#### ARTICLE ####

People v. Thomas, 15 Ill. 2d 344 (1958)

Nov. 26, 1958 · Illinois Supreme Court · No. 34859
15 Ill. 2d 344

(No. 34859.

The People of the State of Illinois, Defendant in Error, vs. Mack Thomas, Plaintiff in Error.

Opinion filed November 26, 1958

Rehearing denied Jan. 22, 1959.

*345Gerald- W. Getty, of Chicago, (James J. Doherty, of counsel,) for plaintiff in error.

Latham CasTlE, Attorney General, of Springfield, and Benjamin S. Adamowsici, State’s Attorney, of Chicago, (Fred G. Leach, Louis B. Sunderland, Francis X. RilEy, and John J. Stamos, of counsel,) for the People.

Mr. Justice Schaeper

delivered the opinion of the court:

A jury in the criminal court of Cook County found the defendant, Mack Thomas, guilty of selling narcotics, and he was sentenced to- a term of not less than five nor more than ten years in the penitentiary. On this writ of error he contends that he was twice put in jeopardy for the same offense, and that his rights under section 10 of article II of the Illinois constitution and under the fourteenth amendment to the constitution of the United States were thereby violated.

About two weeks before the trial at which the defendant was convicted, he had been placed on trial upon the same indictment in the same court, but before a different judge and jury. Before the prosecution’s first witness had concluded his testimony, a juror was withdrawn and a mistrial was declared. At the second trial the defendant’s motion to dismiss on the ground of former jeopardy was denied. The only question before us is the correctness of this ruling, and the answer to that question turns upon an *346appraisal of the circumstances under which the mistrial was declared.

#### ROWS ####

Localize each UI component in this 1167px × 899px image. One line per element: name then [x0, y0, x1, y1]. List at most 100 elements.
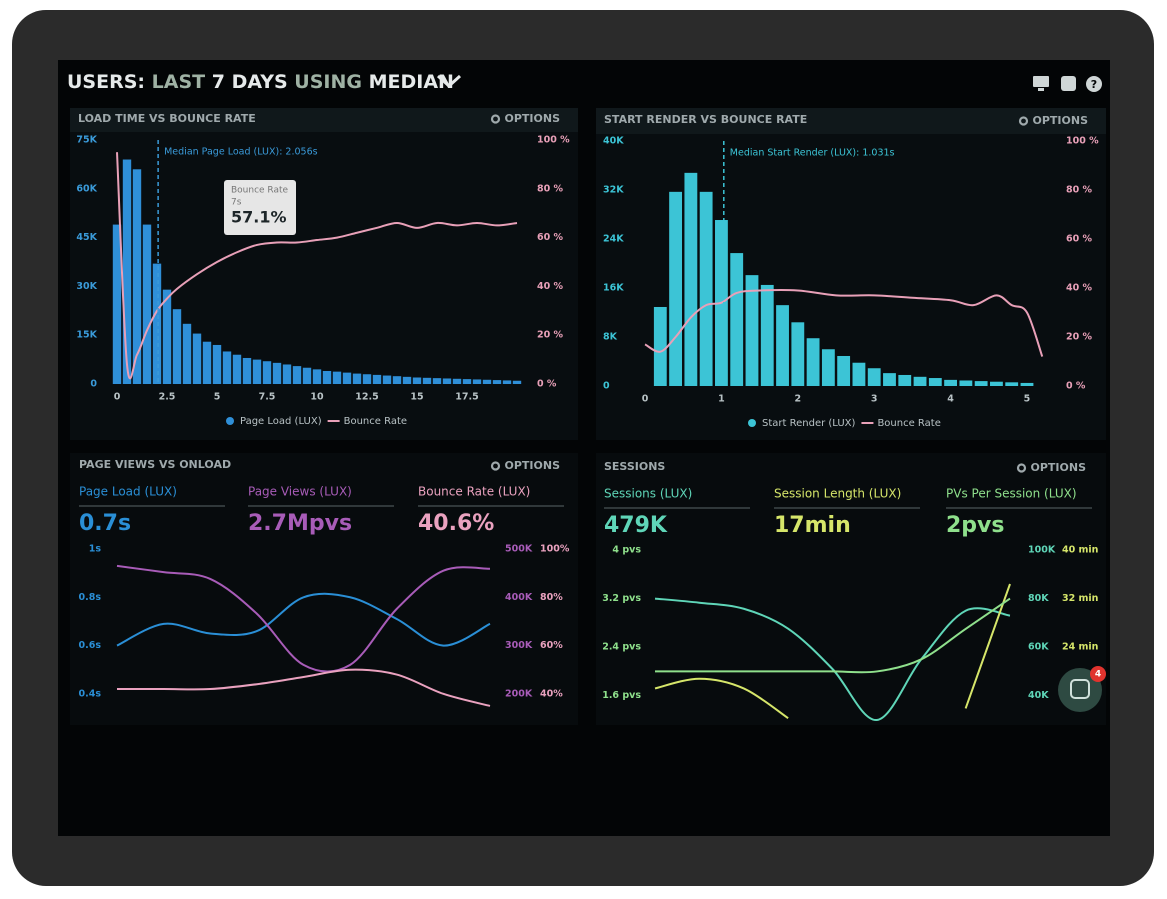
series-line	[964, 583, 1011, 709]
x-tick-label: 4	[947, 394, 954, 405]
x-tick-label: 7.5	[259, 392, 276, 403]
y-tick-label: 15K	[76, 330, 97, 341]
bar	[806, 338, 820, 386]
bar	[112, 224, 122, 384]
x-tick-label: 17.5	[455, 392, 478, 403]
y-tick-label: 100K	[1028, 545, 1056, 556]
x-tick-label: 1	[718, 394, 725, 405]
bar	[132, 169, 142, 384]
y-tick-label: 16K	[603, 283, 624, 294]
bar	[1005, 382, 1019, 386]
bar	[252, 359, 262, 384]
options-gear	[490, 114, 501, 124]
bar	[172, 309, 182, 384]
legend-swatch	[226, 417, 234, 425]
x-tick-label: 0	[642, 394, 649, 405]
y-tick-label: 75K	[76, 135, 97, 146]
chat-button[interactable]	[1058, 668, 1102, 712]
y-tick-label: 1.6 pvs	[602, 690, 641, 701]
bar	[302, 367, 312, 384]
series-line	[116, 564, 491, 673]
bar	[776, 305, 789, 386]
series-line	[116, 668, 491, 707]
tooltip-title: Bounce Rate	[231, 186, 289, 196]
bar	[432, 378, 442, 384]
bar	[1020, 382, 1034, 386]
bar	[745, 275, 759, 386]
bar	[974, 381, 988, 386]
bar	[142, 224, 152, 384]
y2-tick-label: 60 %	[537, 232, 564, 243]
options-label[interactable]: OPTIONS	[1031, 461, 1087, 474]
y2-tick-label: 100 %	[1066, 136, 1099, 147]
y2-tick-label: 60 %	[1066, 234, 1093, 245]
header-part: USERS:	[67, 71, 145, 93]
bar	[262, 361, 272, 384]
median-label: Median Page Load (LUX): 2.056s	[164, 147, 318, 158]
x-tick-label: 12.5	[355, 392, 378, 403]
bar	[412, 377, 422, 384]
dropdown-chevron[interactable]	[436, 74, 462, 89]
options-label[interactable]: OPTIONS	[505, 459, 561, 472]
panel-header	[70, 108, 578, 132]
desktop-icon-stand	[1038, 88, 1044, 91]
y-tick-label: 200K	[505, 688, 533, 699]
y-tick-label: 0.8s	[79, 592, 102, 603]
bar	[422, 377, 432, 384]
help-icon[interactable]	[1086, 76, 1102, 92]
y2-tick-label: 20 %	[537, 330, 564, 341]
y-tick-label: 60K	[76, 183, 97, 194]
kpi-value: 2.7Mpvs	[248, 511, 352, 536]
bar	[442, 378, 452, 384]
y2-tick-label: 80 %	[537, 183, 564, 194]
x-tick-label: 5	[1024, 394, 1031, 405]
options-label[interactable]: OPTIONS	[1033, 114, 1089, 127]
bar	[492, 380, 502, 384]
y-tick-label: 80K	[1028, 593, 1049, 604]
kpi-label: Bounce Rate (LUX)	[418, 485, 530, 499]
y-tick-label: 0.6s	[79, 640, 102, 651]
bar	[730, 253, 744, 386]
y-tick-label: 32 min	[1062, 593, 1099, 604]
bar	[282, 364, 292, 384]
y-tick-label: 60%	[540, 640, 563, 651]
y-tick-label: 0	[603, 381, 610, 392]
header-title[interactable]: USERS: LAST 7 DAYS USING MEDIAN	[67, 71, 454, 93]
y2-tick-label: 40 %	[537, 281, 564, 292]
panel-title: PAGE VIEWS VS ONLOAD	[79, 458, 231, 471]
x-tick-label: 2.5	[159, 392, 176, 403]
bar	[312, 369, 322, 384]
options-label[interactable]: OPTIONS	[505, 112, 561, 125]
bar	[928, 378, 942, 386]
x-tick-label: 0	[114, 392, 121, 403]
y-tick-label: 45K	[76, 232, 97, 243]
kpi-value: 479K	[604, 513, 668, 538]
desktop-icon[interactable]	[1033, 76, 1049, 87]
series-line	[655, 597, 1011, 674]
y-tick-label: 60K	[1028, 642, 1049, 653]
bar	[452, 378, 462, 384]
bar	[760, 284, 774, 386]
y-tick-label: 40K	[1028, 690, 1049, 701]
bar	[222, 351, 232, 384]
series-line	[654, 677, 789, 720]
bar	[232, 354, 242, 384]
bar	[352, 373, 362, 384]
x-tick-label: 10	[310, 392, 324, 403]
options-gear	[490, 461, 501, 471]
x-tick-label: 15	[410, 392, 423, 403]
kpi-label: Sessions (LUX)	[604, 487, 692, 501]
panel-title: LOAD TIME VS BOUNCE RATE	[78, 112, 256, 125]
y2-tick-label: 0 %	[537, 379, 557, 390]
y2-tick-label: 0 %	[1066, 381, 1086, 392]
kpi-label: PVs Per Session (LUX)	[946, 487, 1077, 501]
y2-tick-label: 100 %	[537, 135, 570, 146]
header-part: LAST	[152, 71, 205, 93]
bar	[292, 366, 302, 384]
tooltip	[224, 180, 296, 235]
bar	[382, 375, 392, 384]
y-tick-label: 500K	[505, 544, 533, 555]
share-icon[interactable]	[1061, 76, 1076, 91]
y-tick-label: 8K	[603, 332, 618, 343]
y-tick-label: 3.2 pvs	[602, 593, 641, 604]
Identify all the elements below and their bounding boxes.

####

* _PROBLEM TO WORK ON_:
Answer these questions from the court opinion:
1. On what date was rehearing denied?
2. What sentence did the defendant receive?
3. How long before the trial that ended in his conviction had the defendant first been placed on trial?
The rows stand apart from the court opinion and are separate material.

* _FINAL RESULT_:
1. Jan. 22, 1959.
2. A term of not less than five nor more than ten years in the penitentiary.
3. About two weeks.